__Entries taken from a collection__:
[BEGIN]
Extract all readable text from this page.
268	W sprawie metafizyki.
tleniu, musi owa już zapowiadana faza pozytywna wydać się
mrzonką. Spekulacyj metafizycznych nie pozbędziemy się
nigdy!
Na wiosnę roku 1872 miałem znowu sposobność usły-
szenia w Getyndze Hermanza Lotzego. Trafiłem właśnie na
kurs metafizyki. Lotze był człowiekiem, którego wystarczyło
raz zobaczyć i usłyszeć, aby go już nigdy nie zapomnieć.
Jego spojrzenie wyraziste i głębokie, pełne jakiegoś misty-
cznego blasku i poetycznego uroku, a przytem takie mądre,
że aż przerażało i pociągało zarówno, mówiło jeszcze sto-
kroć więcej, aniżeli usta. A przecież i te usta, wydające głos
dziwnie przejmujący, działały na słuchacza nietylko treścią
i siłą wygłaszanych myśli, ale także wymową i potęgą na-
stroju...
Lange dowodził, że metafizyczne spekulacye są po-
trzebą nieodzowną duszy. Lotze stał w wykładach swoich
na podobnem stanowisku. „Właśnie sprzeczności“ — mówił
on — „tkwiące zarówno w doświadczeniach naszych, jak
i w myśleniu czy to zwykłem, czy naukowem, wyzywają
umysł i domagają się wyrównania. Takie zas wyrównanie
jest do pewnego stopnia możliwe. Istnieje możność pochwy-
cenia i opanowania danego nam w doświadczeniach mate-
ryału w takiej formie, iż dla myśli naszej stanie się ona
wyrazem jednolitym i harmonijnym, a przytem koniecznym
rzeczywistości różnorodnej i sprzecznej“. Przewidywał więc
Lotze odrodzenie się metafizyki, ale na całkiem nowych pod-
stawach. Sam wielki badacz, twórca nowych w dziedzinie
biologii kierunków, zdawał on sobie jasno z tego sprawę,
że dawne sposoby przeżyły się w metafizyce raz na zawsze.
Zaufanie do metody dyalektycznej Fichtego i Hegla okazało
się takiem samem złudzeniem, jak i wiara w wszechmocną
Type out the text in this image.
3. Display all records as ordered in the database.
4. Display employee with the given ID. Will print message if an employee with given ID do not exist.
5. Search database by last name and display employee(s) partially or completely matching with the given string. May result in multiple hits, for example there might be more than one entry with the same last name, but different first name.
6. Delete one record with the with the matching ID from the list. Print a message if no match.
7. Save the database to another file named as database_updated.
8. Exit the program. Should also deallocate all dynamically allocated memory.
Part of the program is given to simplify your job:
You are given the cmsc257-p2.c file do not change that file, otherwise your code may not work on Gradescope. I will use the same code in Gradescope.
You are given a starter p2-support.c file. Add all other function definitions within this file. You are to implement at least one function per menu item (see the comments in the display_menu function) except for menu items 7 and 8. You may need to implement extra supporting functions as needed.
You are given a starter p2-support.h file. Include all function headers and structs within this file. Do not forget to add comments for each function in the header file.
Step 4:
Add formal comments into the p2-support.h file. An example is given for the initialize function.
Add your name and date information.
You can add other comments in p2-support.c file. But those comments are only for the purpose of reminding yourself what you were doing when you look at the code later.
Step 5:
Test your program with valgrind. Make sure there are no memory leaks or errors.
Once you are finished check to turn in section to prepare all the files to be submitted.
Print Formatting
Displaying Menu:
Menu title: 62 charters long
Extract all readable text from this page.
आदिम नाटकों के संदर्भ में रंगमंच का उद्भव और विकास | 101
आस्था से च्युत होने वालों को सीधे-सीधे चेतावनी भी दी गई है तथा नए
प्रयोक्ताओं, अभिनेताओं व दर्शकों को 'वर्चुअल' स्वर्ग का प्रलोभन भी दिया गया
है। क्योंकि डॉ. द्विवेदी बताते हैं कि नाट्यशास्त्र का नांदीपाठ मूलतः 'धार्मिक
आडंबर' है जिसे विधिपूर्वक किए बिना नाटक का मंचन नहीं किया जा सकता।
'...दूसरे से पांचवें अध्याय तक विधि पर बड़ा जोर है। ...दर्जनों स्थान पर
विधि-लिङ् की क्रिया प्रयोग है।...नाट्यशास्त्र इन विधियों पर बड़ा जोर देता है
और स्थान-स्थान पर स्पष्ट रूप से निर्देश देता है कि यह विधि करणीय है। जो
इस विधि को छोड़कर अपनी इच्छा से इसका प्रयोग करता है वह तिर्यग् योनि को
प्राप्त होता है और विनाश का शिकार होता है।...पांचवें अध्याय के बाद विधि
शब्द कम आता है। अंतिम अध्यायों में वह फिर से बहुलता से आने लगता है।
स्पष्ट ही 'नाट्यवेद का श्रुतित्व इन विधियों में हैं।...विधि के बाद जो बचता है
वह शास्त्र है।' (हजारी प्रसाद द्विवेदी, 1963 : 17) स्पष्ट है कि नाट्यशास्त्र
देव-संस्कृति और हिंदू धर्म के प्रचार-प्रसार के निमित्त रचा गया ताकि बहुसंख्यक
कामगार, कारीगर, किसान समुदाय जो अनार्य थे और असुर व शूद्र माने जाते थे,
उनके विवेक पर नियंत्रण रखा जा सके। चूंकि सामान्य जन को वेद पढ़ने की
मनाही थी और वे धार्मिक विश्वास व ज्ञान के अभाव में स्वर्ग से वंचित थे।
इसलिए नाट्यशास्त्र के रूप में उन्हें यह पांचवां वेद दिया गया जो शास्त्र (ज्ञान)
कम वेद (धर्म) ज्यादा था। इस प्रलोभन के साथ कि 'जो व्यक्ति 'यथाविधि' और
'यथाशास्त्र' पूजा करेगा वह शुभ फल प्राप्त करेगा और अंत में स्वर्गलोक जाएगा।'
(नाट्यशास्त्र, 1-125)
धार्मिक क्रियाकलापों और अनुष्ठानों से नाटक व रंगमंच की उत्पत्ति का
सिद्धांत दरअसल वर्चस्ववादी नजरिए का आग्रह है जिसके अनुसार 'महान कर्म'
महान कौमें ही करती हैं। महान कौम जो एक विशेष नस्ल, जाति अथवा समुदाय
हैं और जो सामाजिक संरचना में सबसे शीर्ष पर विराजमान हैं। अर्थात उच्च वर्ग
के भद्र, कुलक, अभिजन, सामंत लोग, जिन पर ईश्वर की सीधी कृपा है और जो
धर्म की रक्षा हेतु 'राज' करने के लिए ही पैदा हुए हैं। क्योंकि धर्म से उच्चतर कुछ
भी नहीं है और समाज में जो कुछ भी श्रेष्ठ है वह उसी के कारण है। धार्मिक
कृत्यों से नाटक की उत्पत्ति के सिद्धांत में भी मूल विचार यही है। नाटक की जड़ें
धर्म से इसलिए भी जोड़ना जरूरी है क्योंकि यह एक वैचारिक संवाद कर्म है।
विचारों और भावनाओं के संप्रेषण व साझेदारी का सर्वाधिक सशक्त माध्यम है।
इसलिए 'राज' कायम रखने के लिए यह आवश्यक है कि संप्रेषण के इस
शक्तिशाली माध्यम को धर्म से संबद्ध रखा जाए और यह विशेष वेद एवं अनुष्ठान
[END]
__WHAT YOU NEED TO DO__: Filter out all lines lacking the word "there" and copy the rest.

__WRITTEN ANSWER__:
5. Search database by last name and display employee(s) partially or completely matching with the given string. May result in multiple hits, for example there might be more than one entry with the same last name, but different first name.
Test your program with valgrind. Make sure there are no memory leaks or errors.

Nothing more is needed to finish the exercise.